• _GOAL_
Pick out every line of the entries below where "screenshot" occurs, and copy those lines.
-- start of PROVIDED DATA --
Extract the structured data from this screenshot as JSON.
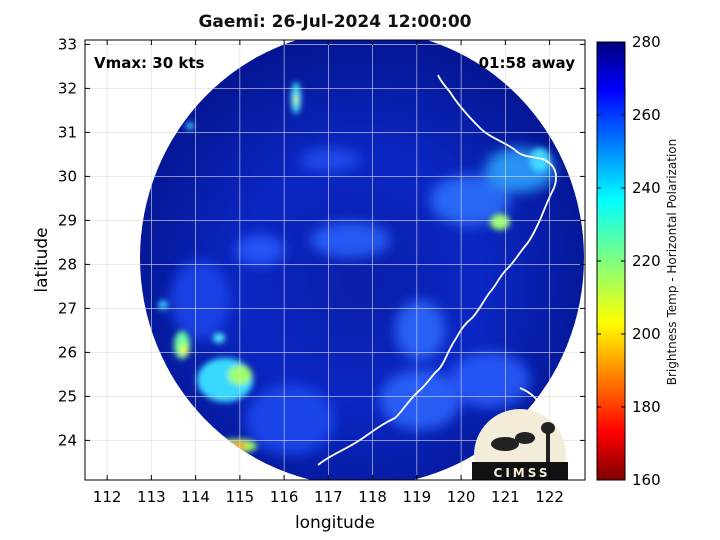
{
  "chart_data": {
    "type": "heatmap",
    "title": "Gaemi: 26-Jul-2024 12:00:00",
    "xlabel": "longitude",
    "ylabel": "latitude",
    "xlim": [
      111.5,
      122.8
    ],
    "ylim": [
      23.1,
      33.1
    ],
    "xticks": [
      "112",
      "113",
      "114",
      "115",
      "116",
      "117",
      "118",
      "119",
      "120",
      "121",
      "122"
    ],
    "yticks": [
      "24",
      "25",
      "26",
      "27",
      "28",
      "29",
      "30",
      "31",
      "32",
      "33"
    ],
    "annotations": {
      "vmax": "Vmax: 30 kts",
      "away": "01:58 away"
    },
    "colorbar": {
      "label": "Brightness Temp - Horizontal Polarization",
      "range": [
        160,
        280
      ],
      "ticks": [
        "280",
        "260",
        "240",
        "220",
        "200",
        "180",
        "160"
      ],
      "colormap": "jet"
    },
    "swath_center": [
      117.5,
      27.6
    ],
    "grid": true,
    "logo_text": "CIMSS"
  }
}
-- end of PROVIDED DATA --
-- start of PROVIDED DATA --
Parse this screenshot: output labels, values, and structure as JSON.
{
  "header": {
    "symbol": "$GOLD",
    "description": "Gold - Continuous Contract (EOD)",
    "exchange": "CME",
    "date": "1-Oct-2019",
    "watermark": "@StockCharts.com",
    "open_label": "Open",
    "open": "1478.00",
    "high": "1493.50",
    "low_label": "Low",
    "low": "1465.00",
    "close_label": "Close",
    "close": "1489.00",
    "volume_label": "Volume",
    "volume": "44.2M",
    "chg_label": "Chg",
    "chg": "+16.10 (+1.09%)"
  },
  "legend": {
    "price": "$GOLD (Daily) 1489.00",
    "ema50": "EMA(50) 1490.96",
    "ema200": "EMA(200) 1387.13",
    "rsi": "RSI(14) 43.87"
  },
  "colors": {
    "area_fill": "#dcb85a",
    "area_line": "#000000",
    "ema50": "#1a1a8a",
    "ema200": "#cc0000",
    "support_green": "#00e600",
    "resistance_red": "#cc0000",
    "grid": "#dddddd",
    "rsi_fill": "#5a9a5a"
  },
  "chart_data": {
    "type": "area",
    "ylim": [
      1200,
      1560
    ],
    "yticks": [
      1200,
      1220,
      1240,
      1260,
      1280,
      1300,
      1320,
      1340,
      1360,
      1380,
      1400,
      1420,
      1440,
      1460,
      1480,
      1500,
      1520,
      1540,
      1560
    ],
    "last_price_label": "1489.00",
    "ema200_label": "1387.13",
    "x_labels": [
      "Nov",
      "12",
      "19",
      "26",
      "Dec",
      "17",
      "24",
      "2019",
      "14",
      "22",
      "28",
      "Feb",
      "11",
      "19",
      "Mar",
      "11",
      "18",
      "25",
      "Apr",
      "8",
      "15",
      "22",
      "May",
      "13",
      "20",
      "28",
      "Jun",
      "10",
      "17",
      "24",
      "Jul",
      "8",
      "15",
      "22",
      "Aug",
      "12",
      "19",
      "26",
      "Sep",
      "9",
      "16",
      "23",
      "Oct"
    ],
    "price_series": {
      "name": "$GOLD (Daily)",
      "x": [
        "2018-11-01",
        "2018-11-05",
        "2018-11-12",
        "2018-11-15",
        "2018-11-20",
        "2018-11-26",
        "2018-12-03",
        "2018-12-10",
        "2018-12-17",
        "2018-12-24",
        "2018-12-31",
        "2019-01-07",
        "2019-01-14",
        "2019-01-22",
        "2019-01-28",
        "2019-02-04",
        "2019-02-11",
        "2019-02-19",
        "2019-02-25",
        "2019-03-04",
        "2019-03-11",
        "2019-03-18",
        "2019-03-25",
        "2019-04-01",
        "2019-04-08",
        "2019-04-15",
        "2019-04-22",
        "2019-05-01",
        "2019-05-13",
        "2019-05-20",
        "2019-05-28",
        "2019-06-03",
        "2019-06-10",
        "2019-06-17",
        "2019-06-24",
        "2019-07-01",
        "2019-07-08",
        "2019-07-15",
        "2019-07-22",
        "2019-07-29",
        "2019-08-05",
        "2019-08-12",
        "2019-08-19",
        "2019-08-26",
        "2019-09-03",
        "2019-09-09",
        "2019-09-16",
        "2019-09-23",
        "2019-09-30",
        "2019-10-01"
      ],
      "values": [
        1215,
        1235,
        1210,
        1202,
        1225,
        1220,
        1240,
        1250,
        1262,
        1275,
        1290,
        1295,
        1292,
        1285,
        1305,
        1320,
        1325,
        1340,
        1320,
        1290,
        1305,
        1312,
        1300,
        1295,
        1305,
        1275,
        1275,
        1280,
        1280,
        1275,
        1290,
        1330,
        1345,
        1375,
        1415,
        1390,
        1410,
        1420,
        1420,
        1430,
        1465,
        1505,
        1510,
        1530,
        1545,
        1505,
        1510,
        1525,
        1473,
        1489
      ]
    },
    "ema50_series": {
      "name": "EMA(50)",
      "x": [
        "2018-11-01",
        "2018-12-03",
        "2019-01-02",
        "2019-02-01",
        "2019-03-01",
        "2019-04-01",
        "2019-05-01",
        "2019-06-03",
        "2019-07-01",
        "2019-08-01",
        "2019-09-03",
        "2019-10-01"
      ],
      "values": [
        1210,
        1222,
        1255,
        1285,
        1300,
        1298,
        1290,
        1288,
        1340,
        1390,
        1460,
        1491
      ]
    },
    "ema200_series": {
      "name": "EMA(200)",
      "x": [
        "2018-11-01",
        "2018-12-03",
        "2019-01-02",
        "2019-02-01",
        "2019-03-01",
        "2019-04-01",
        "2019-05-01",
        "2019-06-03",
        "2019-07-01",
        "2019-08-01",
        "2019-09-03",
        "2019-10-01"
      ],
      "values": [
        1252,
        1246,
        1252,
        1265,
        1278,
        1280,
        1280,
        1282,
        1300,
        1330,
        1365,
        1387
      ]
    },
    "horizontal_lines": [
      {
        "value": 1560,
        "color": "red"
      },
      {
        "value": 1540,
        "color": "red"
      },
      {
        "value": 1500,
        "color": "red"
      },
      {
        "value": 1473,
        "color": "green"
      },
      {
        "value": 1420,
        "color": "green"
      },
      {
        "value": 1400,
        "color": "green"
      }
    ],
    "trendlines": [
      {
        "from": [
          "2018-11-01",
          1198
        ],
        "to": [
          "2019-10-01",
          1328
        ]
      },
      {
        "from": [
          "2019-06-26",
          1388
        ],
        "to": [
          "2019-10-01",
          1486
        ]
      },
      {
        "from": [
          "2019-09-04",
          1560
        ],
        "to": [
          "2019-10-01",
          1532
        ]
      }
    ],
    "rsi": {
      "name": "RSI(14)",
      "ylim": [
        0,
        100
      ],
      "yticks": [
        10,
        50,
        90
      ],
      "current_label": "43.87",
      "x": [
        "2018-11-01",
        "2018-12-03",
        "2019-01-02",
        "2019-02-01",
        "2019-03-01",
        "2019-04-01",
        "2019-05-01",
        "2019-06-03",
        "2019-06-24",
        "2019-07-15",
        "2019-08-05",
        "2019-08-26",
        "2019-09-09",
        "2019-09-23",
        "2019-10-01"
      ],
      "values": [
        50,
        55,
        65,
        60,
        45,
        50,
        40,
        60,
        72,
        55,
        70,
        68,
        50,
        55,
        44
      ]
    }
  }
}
-- end of PROVIDED DATA --
-- start of PROVIDED DATA --
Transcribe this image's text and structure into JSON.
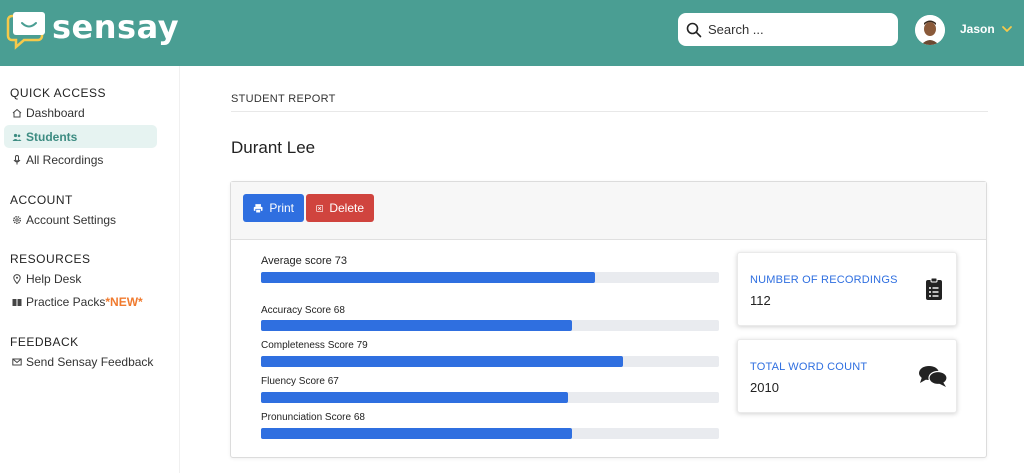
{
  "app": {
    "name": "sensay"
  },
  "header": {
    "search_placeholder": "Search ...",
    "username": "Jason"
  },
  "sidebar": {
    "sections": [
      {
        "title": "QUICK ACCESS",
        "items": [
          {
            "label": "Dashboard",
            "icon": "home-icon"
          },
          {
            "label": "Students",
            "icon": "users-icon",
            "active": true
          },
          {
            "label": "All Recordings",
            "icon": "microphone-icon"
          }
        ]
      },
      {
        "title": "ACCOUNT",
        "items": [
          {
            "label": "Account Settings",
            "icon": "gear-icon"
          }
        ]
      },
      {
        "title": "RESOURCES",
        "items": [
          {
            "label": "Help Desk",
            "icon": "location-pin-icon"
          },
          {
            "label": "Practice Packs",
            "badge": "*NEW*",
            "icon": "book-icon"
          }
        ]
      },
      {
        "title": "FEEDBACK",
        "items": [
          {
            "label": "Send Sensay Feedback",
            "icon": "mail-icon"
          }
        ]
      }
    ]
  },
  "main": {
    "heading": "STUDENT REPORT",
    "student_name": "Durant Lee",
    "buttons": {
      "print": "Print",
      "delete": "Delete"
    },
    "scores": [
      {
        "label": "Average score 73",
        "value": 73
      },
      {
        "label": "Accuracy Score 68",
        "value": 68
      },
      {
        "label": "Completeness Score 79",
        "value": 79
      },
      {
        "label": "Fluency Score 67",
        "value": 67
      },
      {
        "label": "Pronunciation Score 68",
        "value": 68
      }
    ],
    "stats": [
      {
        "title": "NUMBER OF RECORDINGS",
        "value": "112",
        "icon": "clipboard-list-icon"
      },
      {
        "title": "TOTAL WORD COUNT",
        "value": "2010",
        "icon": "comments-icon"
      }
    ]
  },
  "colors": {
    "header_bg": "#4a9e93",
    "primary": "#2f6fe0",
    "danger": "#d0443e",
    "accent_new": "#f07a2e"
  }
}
-- end of PROVIDED DATA --
• _SOLVED EXERCISE_
Extract the structured data from this screenshot as JSON.
Parse this screenshot: output labels, values, and structure as JSON.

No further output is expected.